-- Recorded data --
-- start --
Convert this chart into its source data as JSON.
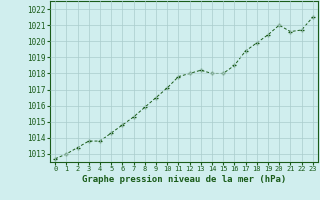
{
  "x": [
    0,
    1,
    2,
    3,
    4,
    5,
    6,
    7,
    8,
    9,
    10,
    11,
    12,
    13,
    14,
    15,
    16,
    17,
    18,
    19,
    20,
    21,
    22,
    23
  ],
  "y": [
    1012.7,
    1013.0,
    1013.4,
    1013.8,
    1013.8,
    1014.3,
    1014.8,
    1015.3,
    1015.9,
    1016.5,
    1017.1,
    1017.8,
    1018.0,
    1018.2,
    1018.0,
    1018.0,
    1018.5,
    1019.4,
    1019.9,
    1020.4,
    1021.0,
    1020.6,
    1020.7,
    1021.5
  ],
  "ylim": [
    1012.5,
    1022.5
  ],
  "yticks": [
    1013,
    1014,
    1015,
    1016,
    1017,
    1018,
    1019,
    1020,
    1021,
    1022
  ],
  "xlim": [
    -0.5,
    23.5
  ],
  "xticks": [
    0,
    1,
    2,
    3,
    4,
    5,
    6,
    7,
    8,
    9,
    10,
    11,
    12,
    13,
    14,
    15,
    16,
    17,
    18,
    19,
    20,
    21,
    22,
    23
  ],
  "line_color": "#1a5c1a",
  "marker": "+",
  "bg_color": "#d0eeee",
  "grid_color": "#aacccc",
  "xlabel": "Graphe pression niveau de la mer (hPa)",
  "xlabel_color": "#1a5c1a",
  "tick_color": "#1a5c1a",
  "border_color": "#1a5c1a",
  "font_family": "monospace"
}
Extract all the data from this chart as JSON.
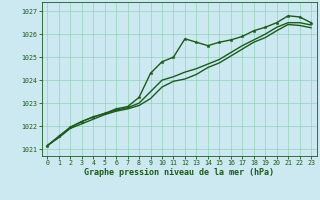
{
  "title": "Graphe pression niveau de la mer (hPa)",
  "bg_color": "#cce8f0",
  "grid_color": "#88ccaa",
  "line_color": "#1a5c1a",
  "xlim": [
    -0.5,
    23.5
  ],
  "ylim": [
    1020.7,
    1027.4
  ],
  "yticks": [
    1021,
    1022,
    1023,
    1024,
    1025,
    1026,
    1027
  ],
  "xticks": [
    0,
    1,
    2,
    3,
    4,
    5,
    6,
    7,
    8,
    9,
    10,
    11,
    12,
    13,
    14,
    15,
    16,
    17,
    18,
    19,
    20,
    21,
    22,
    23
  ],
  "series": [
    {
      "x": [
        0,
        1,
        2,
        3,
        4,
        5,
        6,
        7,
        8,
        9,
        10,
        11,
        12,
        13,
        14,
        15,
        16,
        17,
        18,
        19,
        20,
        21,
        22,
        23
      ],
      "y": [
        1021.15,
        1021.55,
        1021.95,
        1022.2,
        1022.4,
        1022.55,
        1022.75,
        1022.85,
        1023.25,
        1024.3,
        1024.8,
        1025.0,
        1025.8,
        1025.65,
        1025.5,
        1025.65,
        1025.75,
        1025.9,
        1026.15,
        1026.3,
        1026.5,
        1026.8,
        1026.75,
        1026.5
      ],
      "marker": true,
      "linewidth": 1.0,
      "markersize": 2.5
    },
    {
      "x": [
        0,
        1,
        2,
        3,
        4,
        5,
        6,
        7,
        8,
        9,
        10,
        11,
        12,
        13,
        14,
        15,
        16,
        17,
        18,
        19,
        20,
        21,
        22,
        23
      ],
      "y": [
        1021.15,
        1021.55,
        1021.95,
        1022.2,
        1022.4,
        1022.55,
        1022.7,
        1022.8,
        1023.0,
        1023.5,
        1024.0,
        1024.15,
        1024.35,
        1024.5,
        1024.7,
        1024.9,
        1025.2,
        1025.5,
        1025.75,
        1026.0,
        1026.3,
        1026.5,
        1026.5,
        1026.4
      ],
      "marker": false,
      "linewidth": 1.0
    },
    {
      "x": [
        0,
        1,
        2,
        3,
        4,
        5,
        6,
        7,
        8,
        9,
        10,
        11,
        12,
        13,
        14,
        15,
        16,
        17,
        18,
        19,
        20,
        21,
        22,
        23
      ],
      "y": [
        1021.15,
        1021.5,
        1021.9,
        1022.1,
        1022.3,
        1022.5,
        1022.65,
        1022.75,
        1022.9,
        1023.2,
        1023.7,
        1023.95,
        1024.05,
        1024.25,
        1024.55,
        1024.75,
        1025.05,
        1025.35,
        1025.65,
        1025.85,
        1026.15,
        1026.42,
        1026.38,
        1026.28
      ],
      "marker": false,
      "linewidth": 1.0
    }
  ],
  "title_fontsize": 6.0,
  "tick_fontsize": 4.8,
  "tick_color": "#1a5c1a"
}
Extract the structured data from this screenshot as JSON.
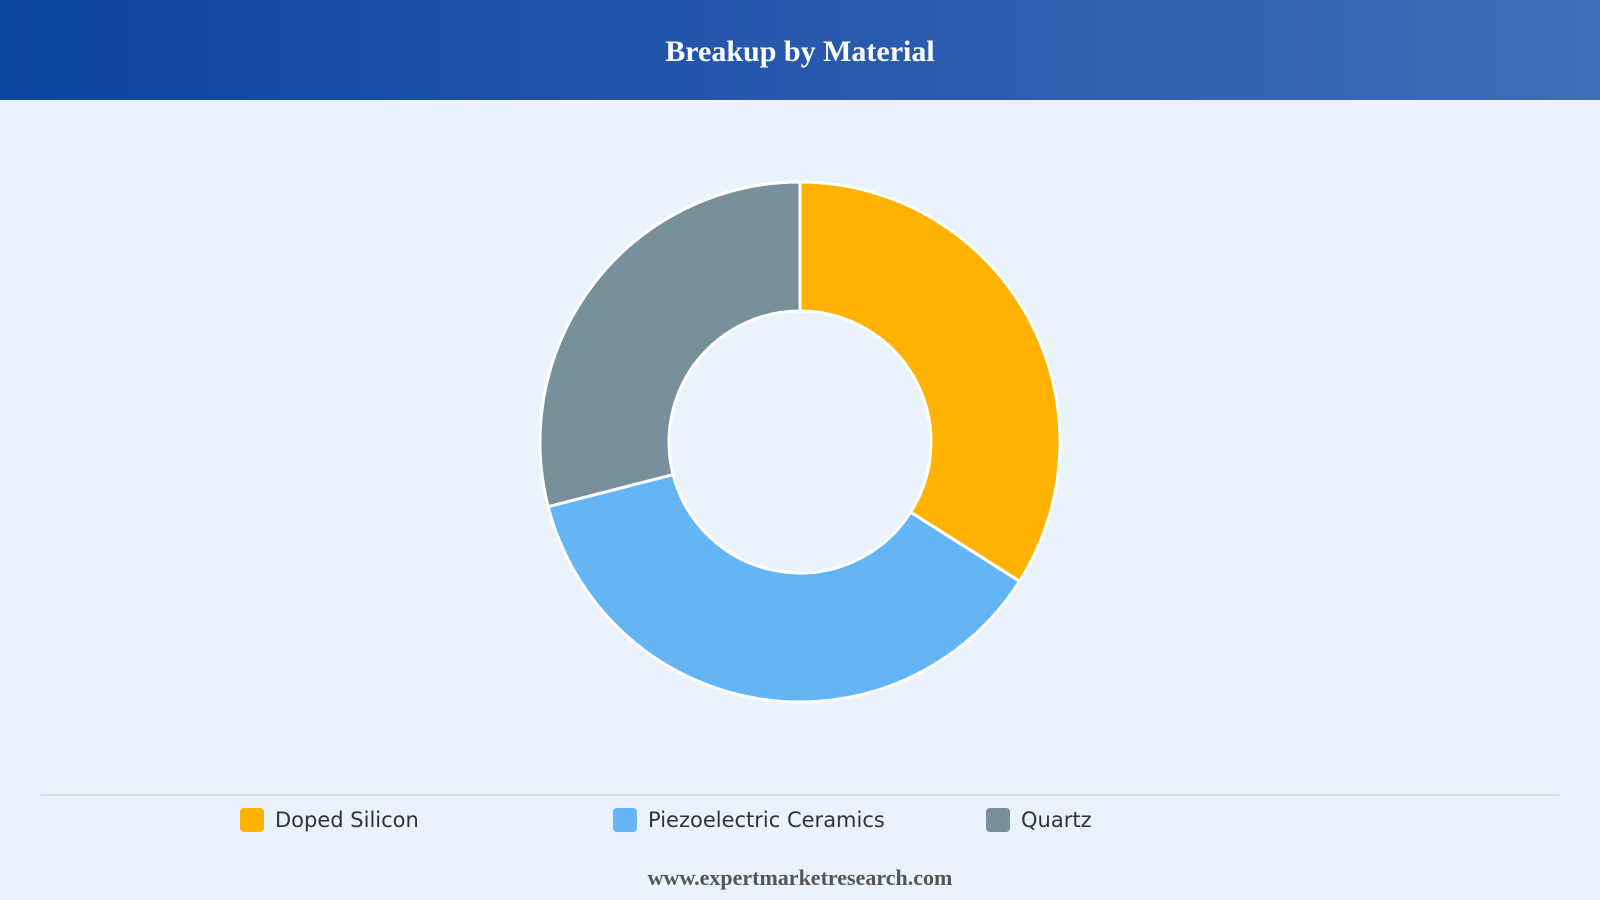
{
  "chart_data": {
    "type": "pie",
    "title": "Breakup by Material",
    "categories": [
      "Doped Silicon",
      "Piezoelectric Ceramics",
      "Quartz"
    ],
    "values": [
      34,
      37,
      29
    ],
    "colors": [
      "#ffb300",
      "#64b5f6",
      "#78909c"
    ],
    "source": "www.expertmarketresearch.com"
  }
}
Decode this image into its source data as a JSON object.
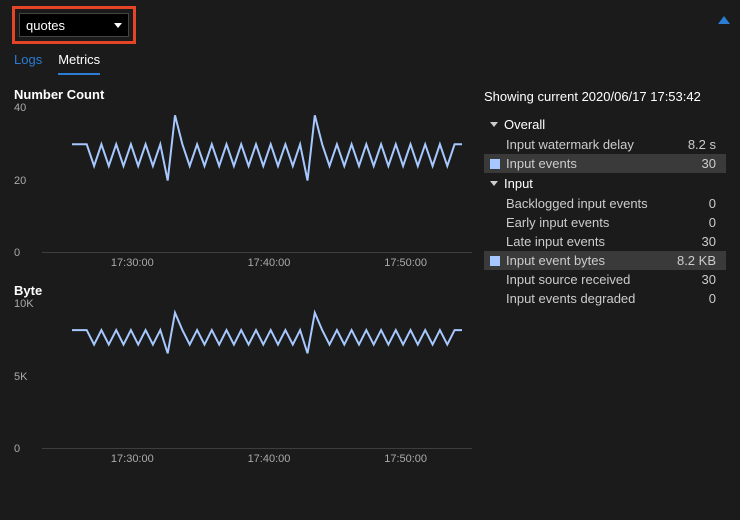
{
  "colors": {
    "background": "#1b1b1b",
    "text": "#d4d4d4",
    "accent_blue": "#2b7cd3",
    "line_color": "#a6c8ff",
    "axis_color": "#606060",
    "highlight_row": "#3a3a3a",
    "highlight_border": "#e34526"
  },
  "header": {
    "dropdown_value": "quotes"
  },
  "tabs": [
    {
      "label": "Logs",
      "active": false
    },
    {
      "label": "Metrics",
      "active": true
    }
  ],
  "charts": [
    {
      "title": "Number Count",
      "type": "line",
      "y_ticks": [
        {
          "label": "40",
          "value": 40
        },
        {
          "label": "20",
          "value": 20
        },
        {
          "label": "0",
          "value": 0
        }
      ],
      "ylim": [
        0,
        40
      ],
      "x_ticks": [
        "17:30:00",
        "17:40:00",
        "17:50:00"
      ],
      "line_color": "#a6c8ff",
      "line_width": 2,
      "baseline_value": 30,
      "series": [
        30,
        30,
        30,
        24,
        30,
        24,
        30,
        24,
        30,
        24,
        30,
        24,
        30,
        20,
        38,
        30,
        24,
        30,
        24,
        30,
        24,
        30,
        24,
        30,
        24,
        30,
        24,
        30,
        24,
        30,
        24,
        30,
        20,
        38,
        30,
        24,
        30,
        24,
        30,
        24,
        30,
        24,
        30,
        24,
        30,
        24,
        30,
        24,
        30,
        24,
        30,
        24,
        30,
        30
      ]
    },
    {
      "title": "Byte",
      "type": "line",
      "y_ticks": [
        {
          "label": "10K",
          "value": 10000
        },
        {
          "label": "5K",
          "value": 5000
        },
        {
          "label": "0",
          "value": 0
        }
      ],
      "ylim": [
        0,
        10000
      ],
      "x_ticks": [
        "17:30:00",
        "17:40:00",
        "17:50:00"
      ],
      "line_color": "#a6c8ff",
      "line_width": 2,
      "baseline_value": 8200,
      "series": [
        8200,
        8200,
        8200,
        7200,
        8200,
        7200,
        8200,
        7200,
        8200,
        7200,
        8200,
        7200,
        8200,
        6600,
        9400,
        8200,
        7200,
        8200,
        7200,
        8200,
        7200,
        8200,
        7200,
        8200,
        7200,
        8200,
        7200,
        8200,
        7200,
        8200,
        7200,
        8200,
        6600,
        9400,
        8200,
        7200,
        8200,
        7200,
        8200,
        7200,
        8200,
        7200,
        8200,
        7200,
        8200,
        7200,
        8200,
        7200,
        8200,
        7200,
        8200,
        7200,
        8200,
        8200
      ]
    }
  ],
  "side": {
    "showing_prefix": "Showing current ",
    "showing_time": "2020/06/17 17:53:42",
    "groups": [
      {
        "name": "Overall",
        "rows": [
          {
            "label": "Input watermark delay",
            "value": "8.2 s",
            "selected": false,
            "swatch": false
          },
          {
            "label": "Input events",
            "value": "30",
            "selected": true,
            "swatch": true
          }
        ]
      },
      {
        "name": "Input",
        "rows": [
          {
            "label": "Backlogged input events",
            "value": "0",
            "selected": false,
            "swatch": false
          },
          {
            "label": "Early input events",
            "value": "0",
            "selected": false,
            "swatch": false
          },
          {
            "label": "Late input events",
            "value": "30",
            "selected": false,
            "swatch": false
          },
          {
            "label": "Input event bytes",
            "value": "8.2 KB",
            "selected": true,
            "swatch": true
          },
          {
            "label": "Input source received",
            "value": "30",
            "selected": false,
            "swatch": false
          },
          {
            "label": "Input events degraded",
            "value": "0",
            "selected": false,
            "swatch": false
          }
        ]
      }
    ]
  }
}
-- end --
-- Task brief --
Go through the listing above and return every line where the word "JSON" occurs.

-- Task result --
Convert this chart into its source data as JSON.
Extract all the data from this chart as JSON.
Extract the structured data from this screenshot as JSON.
Decode this image into its source data as a JSON object.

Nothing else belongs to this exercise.